## YOUR TASK
Nothing in the data should change when you return it, but leave the pictures out.
————
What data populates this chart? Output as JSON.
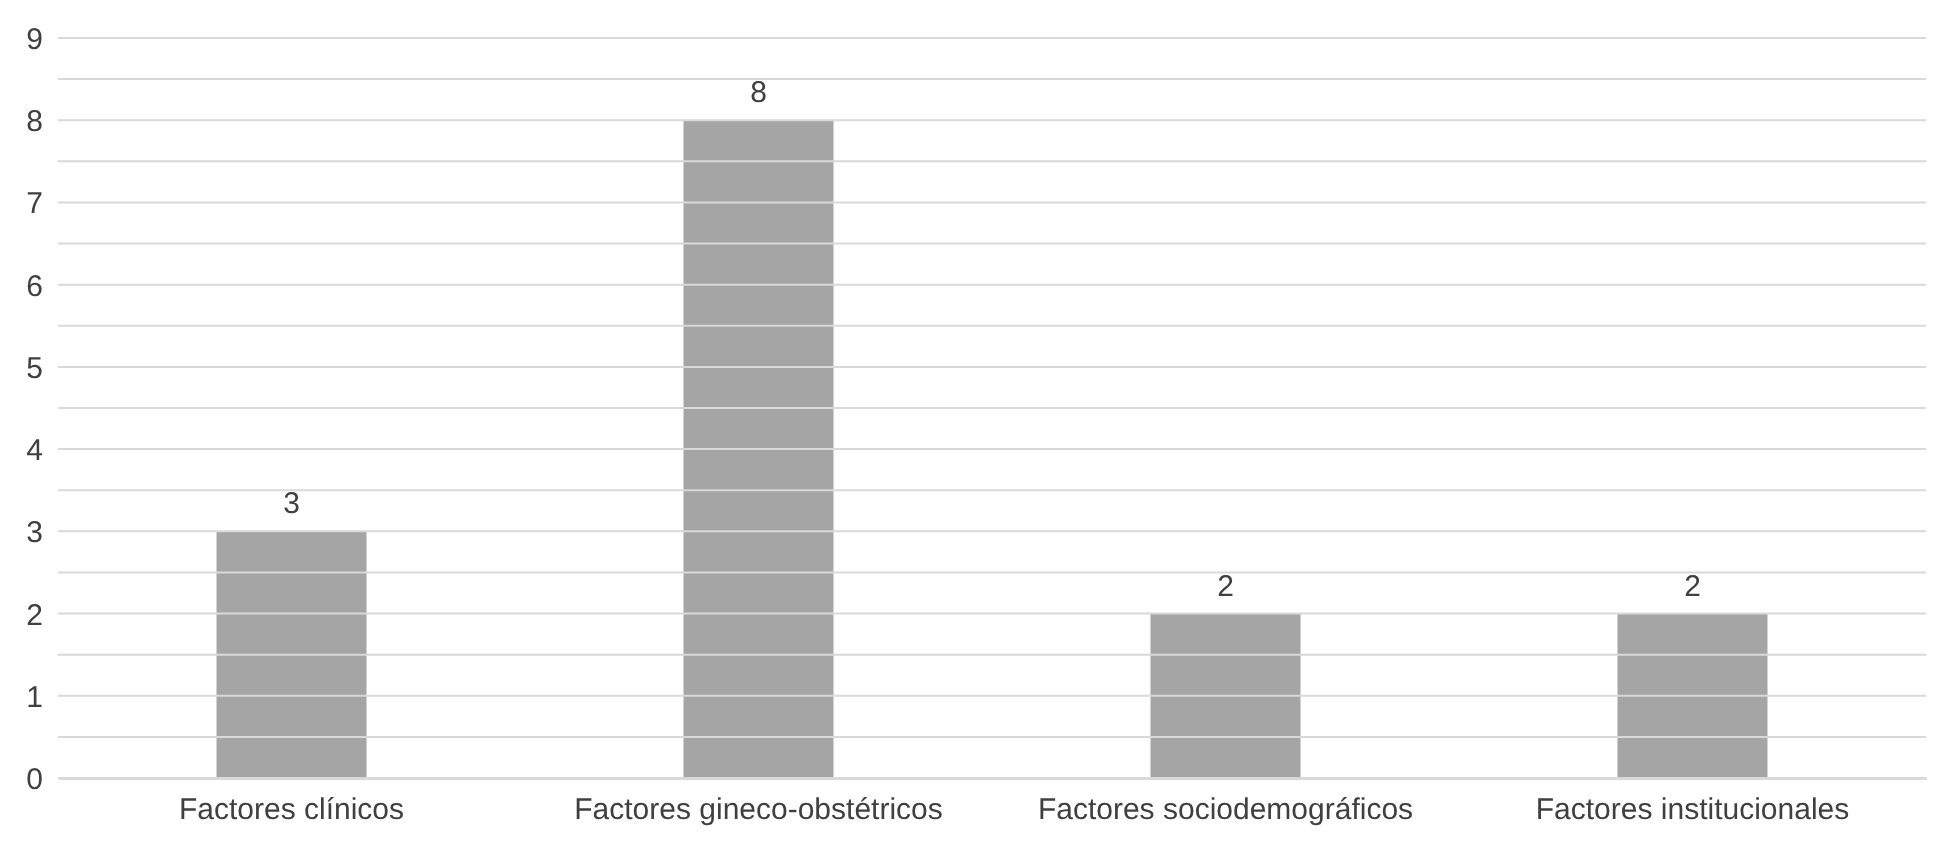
{
  "chart_data": {
    "type": "bar",
    "categories": [
      "Factores clínicos",
      "Factores gineco-obstétricos",
      "Factores sociodemográficos",
      "Factores institucionales"
    ],
    "values": [
      3,
      8,
      2,
      2
    ],
    "color": "#a5a5a5",
    "ylim": [
      0,
      9
    ],
    "yticks": [
      0,
      {
        "value": 0.5,
        "label": null
      },
      1,
      {
        "value": 1.5,
        "label": null
      },
      2,
      {
        "value": 2.5,
        "label": null
      },
      3,
      {
        "value": 3.5,
        "label": null
      },
      4,
      {
        "value": 4.5,
        "label": null
      },
      5,
      {
        "value": 5.5,
        "label": null
      },
      6,
      {
        "value": 6.5,
        "label": null
      },
      7,
      {
        "value": 7.5,
        "label": null
      },
      8,
      {
        "value": 8.5,
        "label": null
      },
      9
    ],
    "grid": true,
    "data_labels": true
  }
}
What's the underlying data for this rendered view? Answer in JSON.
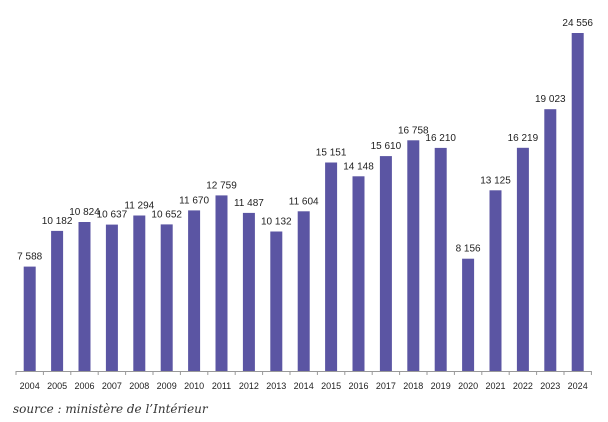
{
  "chart_data": {
    "type": "bar",
    "categories": [
      "2004",
      "2005",
      "2006",
      "2007",
      "2008",
      "2009",
      "2010",
      "2011",
      "2012",
      "2013",
      "2014",
      "2015",
      "2016",
      "2017",
      "2018",
      "2019",
      "2020",
      "2021",
      "2022",
      "2023",
      "2024"
    ],
    "values": [
      7588,
      10182,
      10824,
      10637,
      11294,
      10652,
      11670,
      12759,
      11487,
      10132,
      11604,
      15151,
      14148,
      15610,
      16758,
      16210,
      8156,
      13125,
      16219,
      19023,
      24556
    ],
    "value_labels": [
      "7 588",
      "10 182",
      "10 824",
      "10 637",
      "11 294",
      "10 652",
      "11 670",
      "12 759",
      "11 487",
      "10 132",
      "11 604",
      "15 151",
      "14 148",
      "15 610",
      "16 758",
      "16 210",
      "8 156",
      "13 125",
      "16 219",
      "19 023",
      "24 556"
    ],
    "title": "",
    "xlabel": "",
    "ylabel": "",
    "ylim": [
      0,
      24556
    ],
    "grid": false,
    "legend": "none",
    "colors": {
      "bar": "#5b55a3",
      "axis": "#999999",
      "text": "#222222"
    }
  },
  "source": "source : ministère de l’Intérieur"
}
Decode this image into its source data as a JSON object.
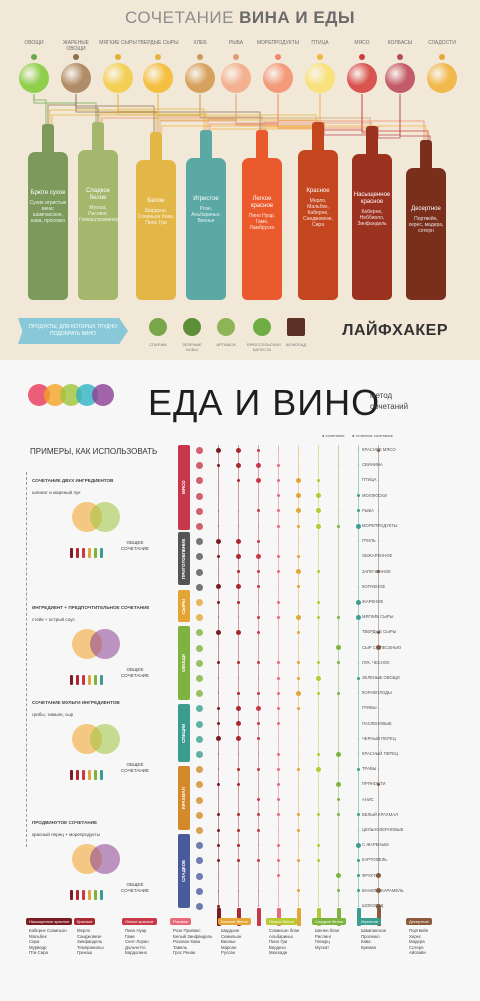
————
## RESPONSE BELOW
What data populates this chart? Output as JSON.
{
  "chart_data": {
    "type": "bar",
    "categories": [
      "Factores clínicos",
      "Factores gineco-obstétricos",
      "Factores sociodemográficos",
      "Factores institucionales"
    ],
    "values": [
      3,
      8,
      2,
      2
    ],
    "color": "#a5a5a5",
    "ylim": [
      0,
      9
    ],
    "yticks": [
      0,
      {
        "value": 0.5,
        "label": null
      },
      1,
      {
        "value": 1.5,
        "label": null
      },
      2,
      {
        "value": 2.5,
        "label": null
      },
      3,
      {
        "value": 3.5,
        "label": null
      },
      4,
      {
        "value": 4.5,
        "label": null
      },
      5,
      {
        "value": 5.5,
        "label": null
      },
      6,
      {
        "value": 6.5,
        "label": null
      },
      7,
      {
        "value": 7.5,
        "label": null
      },
      8,
      {
        "value": 8.5,
        "label": null
      },
      9
    ],
    "grid": true,
    "data_labels": true
  }
}
What's the underlying data for this rendered view? Answer in JSON.
{
  "chart_data": {
    "type": "bar",
    "categories": [
      "2004",
      "2005",
      "2006",
      "2007",
      "2008",
      "2009",
      "2010",
      "2011",
      "2012",
      "2013",
      "2014",
      "2015",
      "2016",
      "2017",
      "2018",
      "2019",
      "2020",
      "2021",
      "2022",
      "2023",
      "2024"
    ],
    "values": [
      7588,
      10182,
      10824,
      10637,
      11294,
      10652,
      11670,
      12759,
      11487,
      10132,
      11604,
      15151,
      14148,
      15610,
      16758,
      16210,
      8156,
      13125,
      16219,
      19023,
      24556
    ],
    "value_labels": [
      "7 588",
      "10 182",
      "10 824",
      "10 637",
      "11 294",
      "10 652",
      "11 670",
      "12 759",
      "11 487",
      "10 132",
      "11 604",
      "15 151",
      "14 148",
      "15 610",
      "16 758",
      "16 210",
      "8 156",
      "13 125",
      "16 219",
      "19 023",
      "24 556"
    ],
    "title": "",
    "xlabel": "",
    "ylabel": "",
    "ylim": [
      0,
      24556
    ],
    "grid": false,
    "legend": "none",
    "colors": {
      "bar": "#5b55a3",
      "axis": "#999999",
      "text": "#222222"
    }
  },
  "source": "source : ministère de l’Intérieur"
}
Decode this image into its source data as a JSON object.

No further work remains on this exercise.